List each line of the data that holds the word "moins".
++++++++++++++++++++
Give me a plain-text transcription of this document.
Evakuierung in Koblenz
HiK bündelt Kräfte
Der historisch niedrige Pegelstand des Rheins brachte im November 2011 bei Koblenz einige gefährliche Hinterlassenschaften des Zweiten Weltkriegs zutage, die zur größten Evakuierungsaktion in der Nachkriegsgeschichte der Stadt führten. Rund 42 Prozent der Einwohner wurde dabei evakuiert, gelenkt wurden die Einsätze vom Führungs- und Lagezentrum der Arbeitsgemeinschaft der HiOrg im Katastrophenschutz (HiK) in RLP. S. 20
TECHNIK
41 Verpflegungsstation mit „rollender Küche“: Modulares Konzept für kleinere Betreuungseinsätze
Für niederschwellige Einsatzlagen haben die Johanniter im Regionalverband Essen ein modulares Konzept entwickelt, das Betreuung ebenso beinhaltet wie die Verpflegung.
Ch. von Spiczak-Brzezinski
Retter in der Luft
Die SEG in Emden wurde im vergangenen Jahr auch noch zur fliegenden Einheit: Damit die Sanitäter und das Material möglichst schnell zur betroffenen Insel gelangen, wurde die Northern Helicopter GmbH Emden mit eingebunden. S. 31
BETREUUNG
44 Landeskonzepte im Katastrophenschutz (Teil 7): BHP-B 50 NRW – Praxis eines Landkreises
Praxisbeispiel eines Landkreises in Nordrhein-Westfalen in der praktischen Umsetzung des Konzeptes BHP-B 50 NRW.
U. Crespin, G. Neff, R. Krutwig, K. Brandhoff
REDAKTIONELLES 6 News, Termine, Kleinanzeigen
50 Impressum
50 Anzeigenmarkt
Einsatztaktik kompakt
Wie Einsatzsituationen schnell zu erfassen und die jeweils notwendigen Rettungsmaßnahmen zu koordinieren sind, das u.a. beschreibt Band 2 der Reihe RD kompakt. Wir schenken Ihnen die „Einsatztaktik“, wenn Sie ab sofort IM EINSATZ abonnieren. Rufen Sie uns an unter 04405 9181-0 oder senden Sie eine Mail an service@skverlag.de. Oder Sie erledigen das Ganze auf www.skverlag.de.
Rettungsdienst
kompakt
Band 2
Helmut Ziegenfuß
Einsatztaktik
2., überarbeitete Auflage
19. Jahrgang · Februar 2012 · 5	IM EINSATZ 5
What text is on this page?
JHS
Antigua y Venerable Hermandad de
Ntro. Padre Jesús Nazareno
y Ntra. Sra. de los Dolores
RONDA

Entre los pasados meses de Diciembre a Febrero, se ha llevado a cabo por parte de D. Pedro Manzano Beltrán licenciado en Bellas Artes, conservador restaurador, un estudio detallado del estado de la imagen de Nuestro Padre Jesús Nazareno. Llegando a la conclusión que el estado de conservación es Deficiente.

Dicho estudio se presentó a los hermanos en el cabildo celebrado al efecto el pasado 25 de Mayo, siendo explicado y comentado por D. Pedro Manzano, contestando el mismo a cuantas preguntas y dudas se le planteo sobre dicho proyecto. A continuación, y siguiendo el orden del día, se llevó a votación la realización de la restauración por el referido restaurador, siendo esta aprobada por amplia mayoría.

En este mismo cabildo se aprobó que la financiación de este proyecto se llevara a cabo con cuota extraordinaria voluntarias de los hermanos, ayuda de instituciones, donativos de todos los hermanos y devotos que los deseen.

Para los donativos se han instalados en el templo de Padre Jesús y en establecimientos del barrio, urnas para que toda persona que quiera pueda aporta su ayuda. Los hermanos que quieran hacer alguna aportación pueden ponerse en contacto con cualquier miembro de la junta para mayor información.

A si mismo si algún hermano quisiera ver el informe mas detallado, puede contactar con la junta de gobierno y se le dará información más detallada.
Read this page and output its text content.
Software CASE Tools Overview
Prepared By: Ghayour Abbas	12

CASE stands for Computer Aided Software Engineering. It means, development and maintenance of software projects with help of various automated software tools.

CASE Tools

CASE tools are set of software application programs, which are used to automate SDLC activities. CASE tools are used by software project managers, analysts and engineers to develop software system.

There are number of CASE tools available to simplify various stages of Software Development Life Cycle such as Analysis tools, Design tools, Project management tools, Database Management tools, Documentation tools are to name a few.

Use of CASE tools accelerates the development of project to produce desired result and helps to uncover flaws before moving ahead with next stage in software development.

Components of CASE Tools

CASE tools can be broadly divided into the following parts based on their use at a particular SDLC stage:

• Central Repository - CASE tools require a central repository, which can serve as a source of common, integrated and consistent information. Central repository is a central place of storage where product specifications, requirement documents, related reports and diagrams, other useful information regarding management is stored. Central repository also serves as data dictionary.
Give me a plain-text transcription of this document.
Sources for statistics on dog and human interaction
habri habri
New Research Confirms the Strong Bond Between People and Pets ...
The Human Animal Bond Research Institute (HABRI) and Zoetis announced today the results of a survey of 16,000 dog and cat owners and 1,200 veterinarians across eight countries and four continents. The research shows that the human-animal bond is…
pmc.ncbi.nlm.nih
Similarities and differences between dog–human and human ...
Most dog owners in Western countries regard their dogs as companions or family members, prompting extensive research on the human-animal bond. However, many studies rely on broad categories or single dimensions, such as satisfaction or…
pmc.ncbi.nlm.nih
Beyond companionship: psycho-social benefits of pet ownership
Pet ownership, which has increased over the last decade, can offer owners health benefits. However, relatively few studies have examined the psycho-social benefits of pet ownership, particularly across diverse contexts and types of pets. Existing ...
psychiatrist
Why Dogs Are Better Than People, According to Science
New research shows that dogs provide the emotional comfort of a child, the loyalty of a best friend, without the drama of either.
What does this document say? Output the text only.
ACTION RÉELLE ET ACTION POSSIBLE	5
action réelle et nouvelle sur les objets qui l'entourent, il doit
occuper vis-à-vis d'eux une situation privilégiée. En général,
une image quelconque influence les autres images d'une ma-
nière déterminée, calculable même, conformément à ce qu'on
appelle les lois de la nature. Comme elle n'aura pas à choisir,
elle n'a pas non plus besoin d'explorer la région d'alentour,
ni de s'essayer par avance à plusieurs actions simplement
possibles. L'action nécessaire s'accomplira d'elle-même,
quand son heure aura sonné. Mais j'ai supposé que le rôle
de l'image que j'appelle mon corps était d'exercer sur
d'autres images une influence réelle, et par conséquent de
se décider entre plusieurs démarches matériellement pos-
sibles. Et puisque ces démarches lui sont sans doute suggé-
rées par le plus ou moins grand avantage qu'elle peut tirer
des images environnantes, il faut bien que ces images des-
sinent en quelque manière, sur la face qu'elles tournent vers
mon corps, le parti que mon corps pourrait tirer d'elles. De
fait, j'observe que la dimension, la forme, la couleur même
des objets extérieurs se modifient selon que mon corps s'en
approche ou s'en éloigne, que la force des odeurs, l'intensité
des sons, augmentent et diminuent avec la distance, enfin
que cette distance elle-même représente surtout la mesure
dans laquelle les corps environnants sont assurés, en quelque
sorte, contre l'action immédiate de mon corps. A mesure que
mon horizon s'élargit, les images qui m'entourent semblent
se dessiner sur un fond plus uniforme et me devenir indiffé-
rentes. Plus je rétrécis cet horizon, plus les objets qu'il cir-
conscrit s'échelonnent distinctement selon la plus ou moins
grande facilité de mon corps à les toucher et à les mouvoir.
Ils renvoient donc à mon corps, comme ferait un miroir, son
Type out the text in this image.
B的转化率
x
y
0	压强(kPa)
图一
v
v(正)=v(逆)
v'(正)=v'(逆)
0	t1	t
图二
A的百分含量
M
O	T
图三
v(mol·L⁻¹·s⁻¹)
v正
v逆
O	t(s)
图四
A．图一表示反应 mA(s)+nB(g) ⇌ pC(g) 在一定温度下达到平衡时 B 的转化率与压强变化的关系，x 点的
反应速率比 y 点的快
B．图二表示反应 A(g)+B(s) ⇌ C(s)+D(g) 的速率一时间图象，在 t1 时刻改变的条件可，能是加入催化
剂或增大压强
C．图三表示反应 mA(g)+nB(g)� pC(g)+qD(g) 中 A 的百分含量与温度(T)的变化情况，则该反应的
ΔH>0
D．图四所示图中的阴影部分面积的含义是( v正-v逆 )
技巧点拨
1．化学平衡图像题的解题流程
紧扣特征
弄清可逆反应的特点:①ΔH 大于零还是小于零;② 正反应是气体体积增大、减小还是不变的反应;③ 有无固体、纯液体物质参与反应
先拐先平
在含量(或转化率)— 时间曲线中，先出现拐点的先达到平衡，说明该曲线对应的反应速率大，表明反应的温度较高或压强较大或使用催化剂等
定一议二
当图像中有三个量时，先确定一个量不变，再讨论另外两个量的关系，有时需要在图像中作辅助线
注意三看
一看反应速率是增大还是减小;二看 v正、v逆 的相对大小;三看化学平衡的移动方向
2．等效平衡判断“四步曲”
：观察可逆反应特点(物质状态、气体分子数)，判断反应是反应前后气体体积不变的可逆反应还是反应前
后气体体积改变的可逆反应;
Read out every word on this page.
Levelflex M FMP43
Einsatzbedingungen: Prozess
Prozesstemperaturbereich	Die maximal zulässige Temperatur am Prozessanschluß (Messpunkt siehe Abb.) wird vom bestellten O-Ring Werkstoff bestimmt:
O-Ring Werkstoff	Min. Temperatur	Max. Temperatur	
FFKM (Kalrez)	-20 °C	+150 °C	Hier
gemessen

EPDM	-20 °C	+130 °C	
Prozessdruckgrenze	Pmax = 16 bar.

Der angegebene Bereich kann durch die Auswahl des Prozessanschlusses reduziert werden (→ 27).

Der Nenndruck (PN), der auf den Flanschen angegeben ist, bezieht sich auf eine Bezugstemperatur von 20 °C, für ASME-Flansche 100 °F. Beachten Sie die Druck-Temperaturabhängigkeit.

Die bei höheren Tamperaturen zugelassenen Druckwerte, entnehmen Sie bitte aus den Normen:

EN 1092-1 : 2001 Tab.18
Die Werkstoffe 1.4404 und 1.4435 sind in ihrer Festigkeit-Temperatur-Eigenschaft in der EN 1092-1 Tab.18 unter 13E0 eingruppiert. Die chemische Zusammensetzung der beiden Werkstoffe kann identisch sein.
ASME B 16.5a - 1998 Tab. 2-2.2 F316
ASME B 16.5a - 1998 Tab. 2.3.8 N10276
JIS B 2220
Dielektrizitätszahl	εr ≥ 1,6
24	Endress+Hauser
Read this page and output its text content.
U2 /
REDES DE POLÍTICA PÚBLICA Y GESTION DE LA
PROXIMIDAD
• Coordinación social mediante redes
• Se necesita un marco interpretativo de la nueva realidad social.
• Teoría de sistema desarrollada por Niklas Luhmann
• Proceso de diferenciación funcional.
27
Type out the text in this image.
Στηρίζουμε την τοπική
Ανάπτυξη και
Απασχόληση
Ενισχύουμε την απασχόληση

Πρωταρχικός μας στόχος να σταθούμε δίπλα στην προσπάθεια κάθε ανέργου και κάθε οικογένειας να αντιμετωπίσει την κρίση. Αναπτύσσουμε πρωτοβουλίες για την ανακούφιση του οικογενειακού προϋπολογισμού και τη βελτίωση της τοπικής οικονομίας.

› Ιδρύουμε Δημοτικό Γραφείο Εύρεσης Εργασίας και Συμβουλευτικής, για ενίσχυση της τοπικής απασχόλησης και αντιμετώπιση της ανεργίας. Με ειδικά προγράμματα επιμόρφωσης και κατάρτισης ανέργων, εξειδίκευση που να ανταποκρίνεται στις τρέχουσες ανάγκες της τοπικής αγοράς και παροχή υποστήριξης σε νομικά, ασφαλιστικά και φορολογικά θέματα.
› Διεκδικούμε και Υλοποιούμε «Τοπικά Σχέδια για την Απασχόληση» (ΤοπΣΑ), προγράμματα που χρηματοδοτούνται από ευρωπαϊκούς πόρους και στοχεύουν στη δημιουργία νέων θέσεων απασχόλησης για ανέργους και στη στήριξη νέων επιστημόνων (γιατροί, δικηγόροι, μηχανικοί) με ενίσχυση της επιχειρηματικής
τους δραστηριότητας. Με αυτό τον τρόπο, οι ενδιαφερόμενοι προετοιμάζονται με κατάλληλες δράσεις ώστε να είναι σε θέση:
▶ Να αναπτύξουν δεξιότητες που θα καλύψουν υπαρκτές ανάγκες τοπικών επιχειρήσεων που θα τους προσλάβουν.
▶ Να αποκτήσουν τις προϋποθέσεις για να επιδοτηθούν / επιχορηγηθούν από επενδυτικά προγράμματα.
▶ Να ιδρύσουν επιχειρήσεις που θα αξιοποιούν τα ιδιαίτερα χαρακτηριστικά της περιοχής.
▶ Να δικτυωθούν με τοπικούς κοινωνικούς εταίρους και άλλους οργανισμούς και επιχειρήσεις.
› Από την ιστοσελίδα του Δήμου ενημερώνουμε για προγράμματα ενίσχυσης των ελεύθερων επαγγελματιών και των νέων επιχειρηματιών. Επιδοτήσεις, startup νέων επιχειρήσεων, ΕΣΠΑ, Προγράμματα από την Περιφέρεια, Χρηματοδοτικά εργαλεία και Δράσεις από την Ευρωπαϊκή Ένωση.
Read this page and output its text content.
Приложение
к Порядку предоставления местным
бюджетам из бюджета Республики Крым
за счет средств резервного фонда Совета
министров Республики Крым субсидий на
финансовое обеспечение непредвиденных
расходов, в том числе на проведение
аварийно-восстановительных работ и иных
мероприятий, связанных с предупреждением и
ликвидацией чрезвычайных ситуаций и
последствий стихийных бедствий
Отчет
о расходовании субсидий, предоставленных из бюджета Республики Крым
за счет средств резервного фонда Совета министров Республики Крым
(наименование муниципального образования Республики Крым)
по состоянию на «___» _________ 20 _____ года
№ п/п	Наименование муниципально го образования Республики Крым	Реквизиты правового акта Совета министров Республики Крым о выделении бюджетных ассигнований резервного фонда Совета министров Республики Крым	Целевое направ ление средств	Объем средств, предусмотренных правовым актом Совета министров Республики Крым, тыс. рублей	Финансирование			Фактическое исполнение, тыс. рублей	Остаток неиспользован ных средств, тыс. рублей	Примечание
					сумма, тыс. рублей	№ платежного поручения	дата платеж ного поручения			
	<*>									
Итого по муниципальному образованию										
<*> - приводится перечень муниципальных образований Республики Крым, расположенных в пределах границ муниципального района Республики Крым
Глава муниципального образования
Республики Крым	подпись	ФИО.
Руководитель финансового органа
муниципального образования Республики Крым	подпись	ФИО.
++++++++++++++++++++
The reply:
rées par le plus ou moins grand avantage qu'elle peut tirer
conscrit s'échelonnent distinctement selon la plus ou moins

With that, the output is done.